> Problem requirements:
Pick out every line of the entries below where "también" occurs, and copy those lines.

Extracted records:

==================================================

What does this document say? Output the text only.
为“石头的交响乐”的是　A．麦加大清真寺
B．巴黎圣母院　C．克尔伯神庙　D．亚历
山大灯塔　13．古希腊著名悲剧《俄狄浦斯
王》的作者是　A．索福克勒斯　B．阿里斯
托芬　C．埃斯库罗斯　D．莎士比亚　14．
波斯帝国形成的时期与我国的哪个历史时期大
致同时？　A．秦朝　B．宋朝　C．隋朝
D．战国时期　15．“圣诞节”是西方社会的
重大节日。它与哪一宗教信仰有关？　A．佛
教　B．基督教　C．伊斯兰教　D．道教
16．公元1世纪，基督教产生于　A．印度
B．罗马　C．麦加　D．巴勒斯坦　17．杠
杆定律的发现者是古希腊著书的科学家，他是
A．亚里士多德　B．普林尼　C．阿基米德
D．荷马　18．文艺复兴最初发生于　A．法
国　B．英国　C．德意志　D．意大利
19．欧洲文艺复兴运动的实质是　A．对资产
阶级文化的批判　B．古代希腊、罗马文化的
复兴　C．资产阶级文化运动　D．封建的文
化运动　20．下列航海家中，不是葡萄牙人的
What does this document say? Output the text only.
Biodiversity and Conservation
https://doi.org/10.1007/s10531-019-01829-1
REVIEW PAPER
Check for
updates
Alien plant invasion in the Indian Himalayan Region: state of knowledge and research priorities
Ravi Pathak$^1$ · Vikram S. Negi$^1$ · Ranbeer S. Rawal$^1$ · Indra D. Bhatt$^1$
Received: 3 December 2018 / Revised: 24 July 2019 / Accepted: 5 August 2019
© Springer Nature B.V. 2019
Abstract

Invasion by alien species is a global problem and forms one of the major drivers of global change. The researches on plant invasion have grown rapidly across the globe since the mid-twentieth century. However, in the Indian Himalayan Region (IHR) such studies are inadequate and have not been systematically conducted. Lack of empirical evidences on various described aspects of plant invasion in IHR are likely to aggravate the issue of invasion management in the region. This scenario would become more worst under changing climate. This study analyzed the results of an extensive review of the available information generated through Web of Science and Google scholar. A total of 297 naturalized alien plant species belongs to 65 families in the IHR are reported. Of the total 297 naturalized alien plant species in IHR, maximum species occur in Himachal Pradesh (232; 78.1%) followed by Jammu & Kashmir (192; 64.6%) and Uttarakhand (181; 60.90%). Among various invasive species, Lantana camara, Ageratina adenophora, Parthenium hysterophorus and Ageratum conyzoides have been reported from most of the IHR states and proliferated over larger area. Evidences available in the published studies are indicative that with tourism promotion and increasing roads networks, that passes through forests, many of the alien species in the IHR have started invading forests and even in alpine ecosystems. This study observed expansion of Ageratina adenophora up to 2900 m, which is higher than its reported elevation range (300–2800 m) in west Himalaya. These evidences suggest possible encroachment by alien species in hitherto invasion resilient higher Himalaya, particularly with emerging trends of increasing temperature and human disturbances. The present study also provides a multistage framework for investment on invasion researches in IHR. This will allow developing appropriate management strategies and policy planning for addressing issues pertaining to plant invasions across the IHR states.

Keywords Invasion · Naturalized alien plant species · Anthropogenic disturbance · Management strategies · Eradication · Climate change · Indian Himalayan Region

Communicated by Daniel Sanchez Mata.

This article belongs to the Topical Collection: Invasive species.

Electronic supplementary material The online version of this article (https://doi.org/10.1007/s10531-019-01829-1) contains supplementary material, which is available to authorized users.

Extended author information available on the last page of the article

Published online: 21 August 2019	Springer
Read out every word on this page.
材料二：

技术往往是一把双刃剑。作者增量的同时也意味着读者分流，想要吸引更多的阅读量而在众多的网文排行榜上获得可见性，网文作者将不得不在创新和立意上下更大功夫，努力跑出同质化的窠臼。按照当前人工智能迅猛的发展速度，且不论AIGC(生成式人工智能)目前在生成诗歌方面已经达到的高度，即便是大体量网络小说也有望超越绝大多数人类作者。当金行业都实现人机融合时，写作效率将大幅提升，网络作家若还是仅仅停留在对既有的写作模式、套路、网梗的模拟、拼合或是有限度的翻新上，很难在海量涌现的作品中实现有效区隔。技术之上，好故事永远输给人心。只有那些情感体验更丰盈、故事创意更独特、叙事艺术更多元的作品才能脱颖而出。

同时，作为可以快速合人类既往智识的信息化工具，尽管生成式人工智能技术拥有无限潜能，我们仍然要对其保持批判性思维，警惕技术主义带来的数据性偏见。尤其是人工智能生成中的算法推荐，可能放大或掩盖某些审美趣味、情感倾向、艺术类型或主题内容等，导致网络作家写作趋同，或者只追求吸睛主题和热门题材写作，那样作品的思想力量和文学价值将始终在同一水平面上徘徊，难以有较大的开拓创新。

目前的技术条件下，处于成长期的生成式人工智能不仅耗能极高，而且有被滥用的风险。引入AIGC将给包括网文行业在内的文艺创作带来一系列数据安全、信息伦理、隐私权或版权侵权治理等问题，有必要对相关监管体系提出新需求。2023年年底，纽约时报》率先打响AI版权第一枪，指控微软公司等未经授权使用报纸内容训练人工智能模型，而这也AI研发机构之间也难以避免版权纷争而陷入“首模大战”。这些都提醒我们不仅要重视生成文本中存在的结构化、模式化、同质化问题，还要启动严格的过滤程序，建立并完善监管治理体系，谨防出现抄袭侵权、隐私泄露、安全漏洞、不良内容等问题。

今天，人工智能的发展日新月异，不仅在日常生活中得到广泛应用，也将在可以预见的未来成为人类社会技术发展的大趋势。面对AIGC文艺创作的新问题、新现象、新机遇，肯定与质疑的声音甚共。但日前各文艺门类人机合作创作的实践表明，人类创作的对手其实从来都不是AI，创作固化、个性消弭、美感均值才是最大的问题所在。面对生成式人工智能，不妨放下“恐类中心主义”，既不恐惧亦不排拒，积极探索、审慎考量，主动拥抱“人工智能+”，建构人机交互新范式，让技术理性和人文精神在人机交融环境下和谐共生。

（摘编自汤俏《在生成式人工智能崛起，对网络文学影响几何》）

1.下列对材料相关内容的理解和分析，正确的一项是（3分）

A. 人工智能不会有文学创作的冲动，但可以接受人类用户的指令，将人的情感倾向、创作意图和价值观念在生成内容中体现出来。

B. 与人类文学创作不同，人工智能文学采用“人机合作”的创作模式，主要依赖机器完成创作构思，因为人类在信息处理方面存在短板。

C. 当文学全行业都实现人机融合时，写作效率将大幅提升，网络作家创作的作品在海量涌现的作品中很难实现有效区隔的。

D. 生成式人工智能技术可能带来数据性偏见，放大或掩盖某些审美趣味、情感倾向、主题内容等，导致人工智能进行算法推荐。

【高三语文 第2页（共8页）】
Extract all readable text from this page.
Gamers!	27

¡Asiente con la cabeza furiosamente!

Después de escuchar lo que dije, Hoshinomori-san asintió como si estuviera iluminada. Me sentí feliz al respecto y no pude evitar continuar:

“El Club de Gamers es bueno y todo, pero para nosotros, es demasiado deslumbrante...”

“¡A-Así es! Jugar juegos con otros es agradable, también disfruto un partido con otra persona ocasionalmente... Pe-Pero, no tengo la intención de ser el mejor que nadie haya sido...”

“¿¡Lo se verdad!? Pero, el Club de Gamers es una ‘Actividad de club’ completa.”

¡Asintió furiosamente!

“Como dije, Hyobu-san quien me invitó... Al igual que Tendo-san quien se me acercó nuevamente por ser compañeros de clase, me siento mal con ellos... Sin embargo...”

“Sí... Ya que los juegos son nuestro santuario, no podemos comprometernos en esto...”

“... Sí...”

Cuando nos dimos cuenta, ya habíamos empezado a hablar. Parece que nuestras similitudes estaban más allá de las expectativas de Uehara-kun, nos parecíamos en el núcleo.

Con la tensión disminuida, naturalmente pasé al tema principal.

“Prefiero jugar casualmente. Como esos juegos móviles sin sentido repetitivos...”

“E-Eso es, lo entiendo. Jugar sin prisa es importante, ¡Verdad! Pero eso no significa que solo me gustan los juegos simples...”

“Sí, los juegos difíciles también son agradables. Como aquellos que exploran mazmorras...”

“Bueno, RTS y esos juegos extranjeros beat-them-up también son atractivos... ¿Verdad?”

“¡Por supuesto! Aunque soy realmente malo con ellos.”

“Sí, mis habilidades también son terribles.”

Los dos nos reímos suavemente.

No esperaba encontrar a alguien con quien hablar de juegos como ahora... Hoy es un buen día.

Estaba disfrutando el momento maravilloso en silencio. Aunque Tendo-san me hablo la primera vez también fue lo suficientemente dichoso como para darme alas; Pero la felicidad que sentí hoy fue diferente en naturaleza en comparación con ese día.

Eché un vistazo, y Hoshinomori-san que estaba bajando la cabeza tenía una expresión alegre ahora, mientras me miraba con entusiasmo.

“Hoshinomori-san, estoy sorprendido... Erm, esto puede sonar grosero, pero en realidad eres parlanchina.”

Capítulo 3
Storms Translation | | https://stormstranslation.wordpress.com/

==================================================

> Worked solution:
“¡A-Así es! Jugar juegos con otros es agradable, también disfruto un partido con otra persona ocasionalmente... Pe-Pero, no tengo la intención de ser el mejor que nadie haya sido...”
“Sí, los juegos difíciles también son agradables. Como aquellos que exploran mazmorras...”
“Bueno, RTS y esos juegos extranjeros beat-them-up también son atractivos... ¿Verdad?”
“Sí, mis habilidades también son terribles.”
Estaba disfrutando el momento maravilloso en silencio. Aunque Tendo-san me hablo la primera vez también fue lo suficientemente dichoso como para darme alas; Pero la felicidad que sentí hoy fue diferente en naturaleza en comparación con ese día.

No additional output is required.